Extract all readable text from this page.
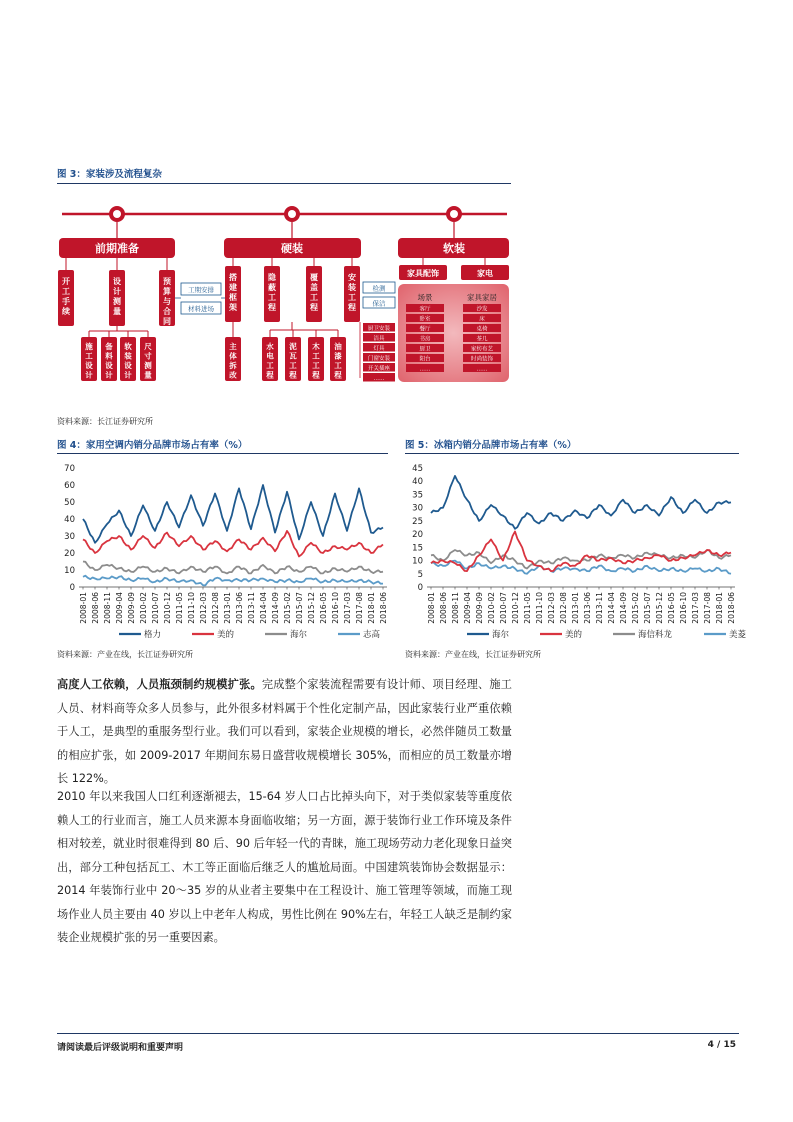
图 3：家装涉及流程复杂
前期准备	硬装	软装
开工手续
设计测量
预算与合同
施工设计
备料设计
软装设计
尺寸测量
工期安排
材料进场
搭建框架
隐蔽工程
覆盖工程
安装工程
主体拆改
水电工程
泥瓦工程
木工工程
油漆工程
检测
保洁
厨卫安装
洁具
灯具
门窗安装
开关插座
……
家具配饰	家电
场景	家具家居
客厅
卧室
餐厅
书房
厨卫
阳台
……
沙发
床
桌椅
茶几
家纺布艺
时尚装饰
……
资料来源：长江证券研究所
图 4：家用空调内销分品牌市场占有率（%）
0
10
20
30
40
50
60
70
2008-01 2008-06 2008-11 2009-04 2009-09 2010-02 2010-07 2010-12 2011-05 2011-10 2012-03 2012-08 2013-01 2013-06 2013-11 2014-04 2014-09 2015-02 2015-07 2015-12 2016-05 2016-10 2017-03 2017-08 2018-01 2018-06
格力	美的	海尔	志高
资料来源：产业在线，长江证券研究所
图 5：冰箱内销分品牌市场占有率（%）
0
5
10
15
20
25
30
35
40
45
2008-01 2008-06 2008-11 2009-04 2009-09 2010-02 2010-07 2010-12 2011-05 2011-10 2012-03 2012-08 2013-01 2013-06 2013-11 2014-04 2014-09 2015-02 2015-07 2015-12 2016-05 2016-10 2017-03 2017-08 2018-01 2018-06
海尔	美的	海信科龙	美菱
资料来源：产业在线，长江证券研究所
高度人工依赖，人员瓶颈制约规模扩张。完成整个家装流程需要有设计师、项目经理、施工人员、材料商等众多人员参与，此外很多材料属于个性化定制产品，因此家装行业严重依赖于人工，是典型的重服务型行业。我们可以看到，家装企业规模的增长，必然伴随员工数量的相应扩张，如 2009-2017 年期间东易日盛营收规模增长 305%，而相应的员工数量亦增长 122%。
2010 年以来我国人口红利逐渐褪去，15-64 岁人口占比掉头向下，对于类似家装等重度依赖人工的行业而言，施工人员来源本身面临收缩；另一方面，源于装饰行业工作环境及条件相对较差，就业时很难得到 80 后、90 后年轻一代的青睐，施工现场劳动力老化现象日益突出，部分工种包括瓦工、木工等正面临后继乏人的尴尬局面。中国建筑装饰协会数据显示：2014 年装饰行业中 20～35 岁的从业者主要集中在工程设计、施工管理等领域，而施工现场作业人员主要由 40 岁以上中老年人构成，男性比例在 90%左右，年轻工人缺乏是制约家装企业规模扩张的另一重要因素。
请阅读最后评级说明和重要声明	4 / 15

|---|

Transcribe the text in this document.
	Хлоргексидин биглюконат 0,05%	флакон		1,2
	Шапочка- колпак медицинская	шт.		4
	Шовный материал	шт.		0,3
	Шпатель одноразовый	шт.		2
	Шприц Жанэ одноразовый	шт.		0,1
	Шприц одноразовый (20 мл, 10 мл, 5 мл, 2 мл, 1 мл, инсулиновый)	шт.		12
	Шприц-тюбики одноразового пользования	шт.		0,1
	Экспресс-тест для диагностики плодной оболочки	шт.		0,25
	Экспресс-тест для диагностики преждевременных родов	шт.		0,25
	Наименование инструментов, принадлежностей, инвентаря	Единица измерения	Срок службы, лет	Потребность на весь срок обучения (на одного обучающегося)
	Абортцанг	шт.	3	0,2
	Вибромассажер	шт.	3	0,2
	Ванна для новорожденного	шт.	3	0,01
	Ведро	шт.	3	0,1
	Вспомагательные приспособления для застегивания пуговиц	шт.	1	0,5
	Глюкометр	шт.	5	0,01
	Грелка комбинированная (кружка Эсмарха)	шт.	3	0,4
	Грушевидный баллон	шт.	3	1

|---|

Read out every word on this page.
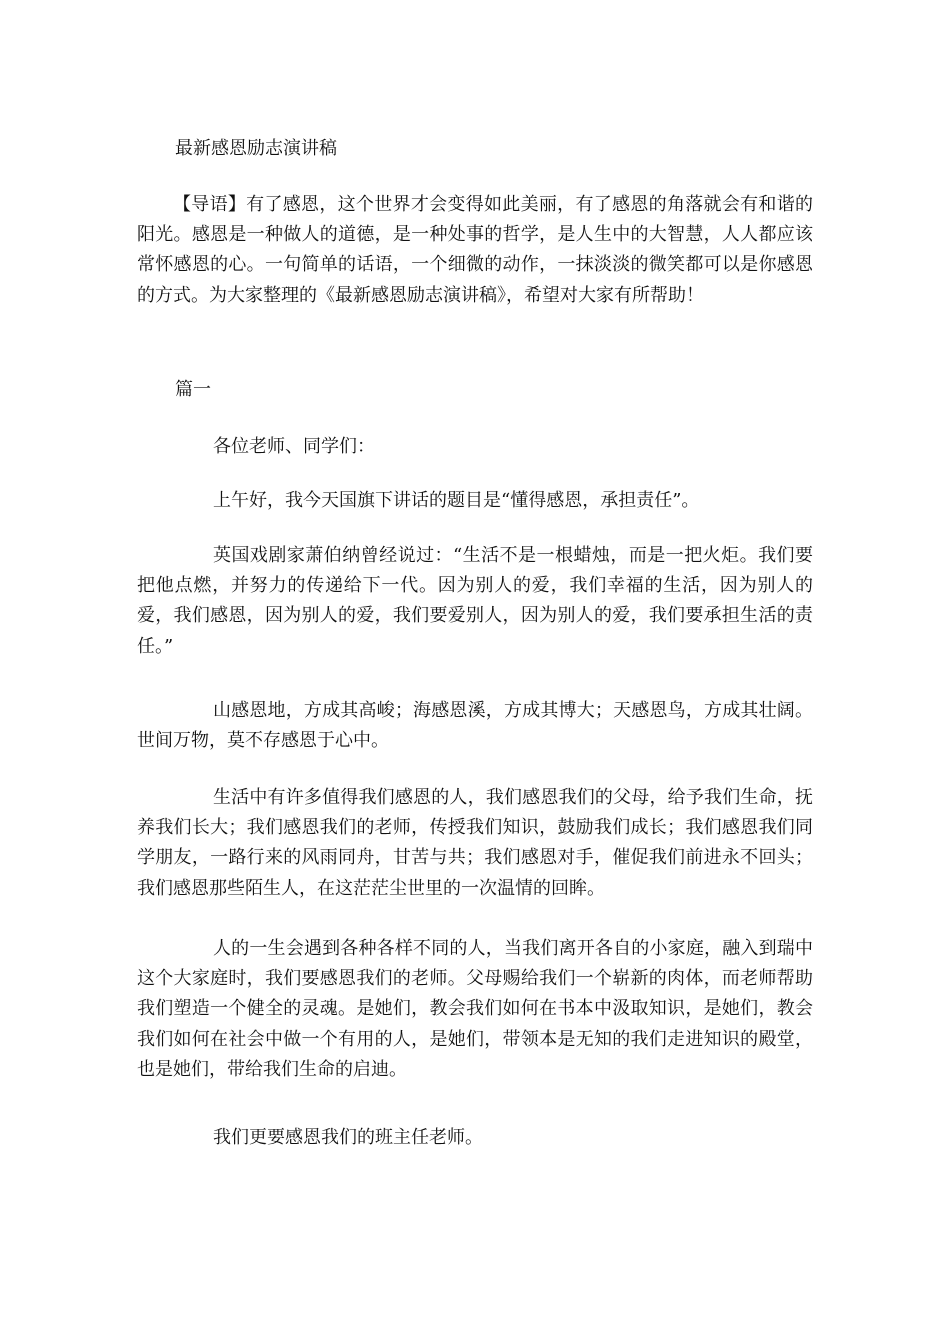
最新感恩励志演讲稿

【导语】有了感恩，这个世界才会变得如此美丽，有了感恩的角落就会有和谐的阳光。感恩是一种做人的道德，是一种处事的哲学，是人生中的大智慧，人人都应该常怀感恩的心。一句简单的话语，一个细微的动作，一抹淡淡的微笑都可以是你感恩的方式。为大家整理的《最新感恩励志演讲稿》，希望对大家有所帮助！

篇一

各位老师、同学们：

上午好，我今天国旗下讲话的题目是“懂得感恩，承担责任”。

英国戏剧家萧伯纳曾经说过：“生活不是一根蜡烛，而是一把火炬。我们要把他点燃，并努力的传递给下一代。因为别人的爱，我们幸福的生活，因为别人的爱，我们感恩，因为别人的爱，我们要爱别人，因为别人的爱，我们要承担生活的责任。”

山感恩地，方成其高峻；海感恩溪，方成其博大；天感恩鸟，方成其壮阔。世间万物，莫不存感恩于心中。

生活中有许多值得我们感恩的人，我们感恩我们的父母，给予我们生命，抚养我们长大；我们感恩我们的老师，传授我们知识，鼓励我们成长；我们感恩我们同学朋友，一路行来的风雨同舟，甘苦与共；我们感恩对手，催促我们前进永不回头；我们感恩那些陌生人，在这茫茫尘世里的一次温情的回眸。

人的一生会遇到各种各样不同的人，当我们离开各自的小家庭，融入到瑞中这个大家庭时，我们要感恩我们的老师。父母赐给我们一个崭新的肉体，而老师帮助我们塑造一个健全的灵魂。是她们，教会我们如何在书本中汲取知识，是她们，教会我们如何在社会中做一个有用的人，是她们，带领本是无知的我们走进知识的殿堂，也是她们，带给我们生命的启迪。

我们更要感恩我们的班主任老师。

|---|

§ **WORK REQUIRED**
Using the listing above, gather each line that holds the string "page" and copy it.

§ **WRITTEN RESPONSE**
Extract all readable text from this page.
Read out every word on this page.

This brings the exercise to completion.